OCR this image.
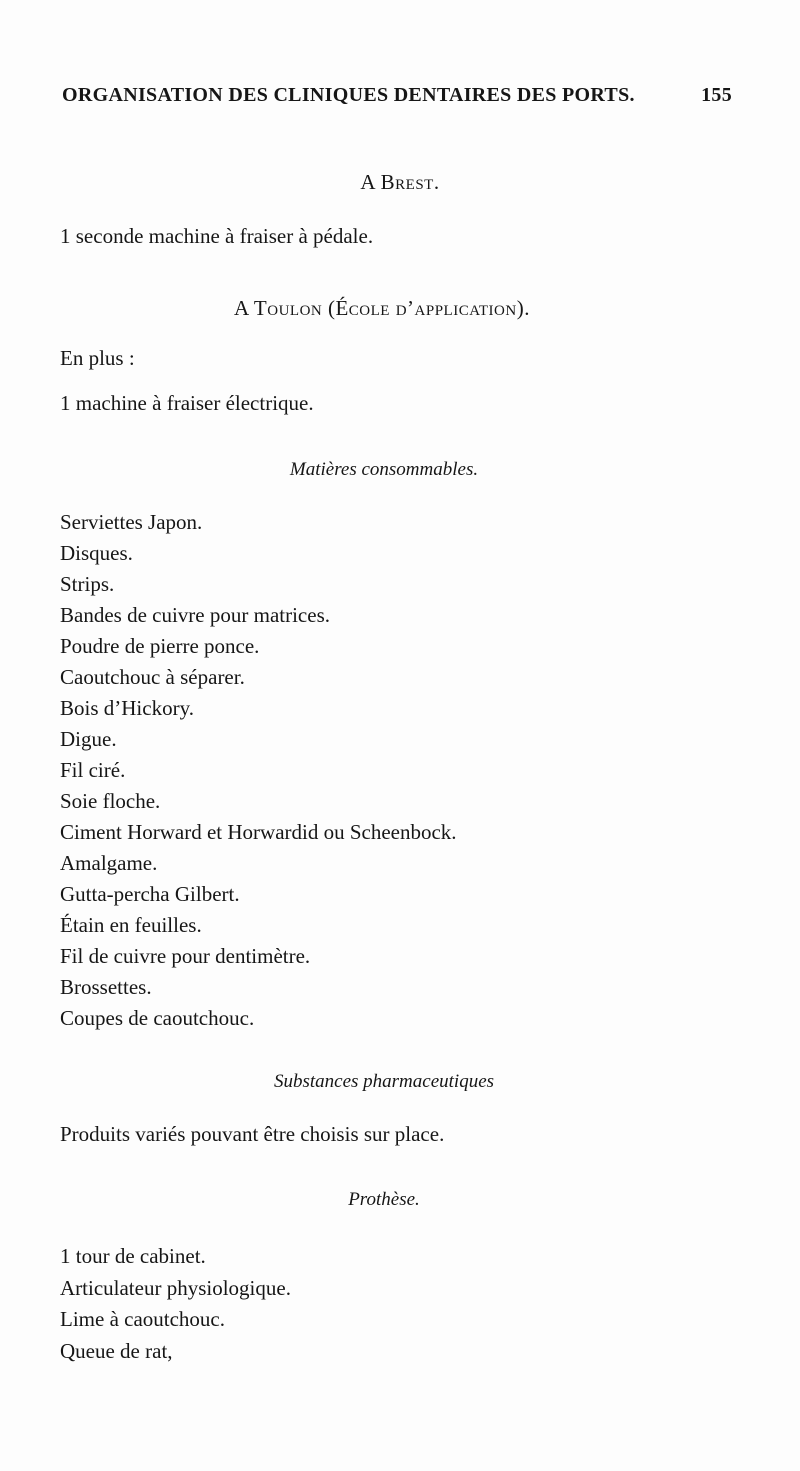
ORGANISATION DES CLINIQUES DENTAIRES DES PORTS.	155
A Brest.
1 seconde machine à fraiser à pédale.
A Toulon (École d’application).
En plus :
1 machine à fraiser électrique.
Matières consommables.
Serviettes Japon.
Disques.
Strips.
Bandes de cuivre pour matrices.
Poudre de pierre ponce.
Caoutchouc à séparer.
Bois d’Hickory.
Digue.
Fil ciré.
Soie floche.
Ciment Horward et Horwardid ou Scheenbock.
Amalgame.
Gutta-percha Gilbert.
Étain en feuilles.
Fil de cuivre pour dentimètre.
Brossettes.
Coupes de caoutchouc.
Substances pharmaceutiques
Produits variés pouvant être choisis sur place.
Prothèse.
1 tour de cabinet.
Articulateur physiologique.
Lime à caoutchouc.
Queue de rat,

# # # #

In your copy, repeat each record exactly and include no pictures.

OCR this image.
ORGANISATION DES CLINIQUES DENTAIRES DES PORTS.	155
A Brest.
1 seconde machine à fraiser à pédale.
A Toulon (École d’application).
En plus :
1 machine à fraiser électrique.
Matières consommables.
Serviettes Japon.
Disques.
Strips.
Bandes de cuivre pour matrices.
Poudre de pierre ponce.
Caoutchouc à séparer.
Bois d’Hickory.
Digue.
Fil ciré.
Soie floche.
Ciment Horward et Horwardid ou Scheenbock.
Amalgame.
Gutta-percha Gilbert.
Étain en feuilles.
Fil de cuivre pour dentimètre.
Brossettes.
Coupes de caoutchouc.
Substances pharmaceutiques
Produits variés pouvant être choisis sur place.
Prothèse.
1 tour de cabinet.
Articulateur physiologique.
Lime à caoutchouc.
Queue de rat,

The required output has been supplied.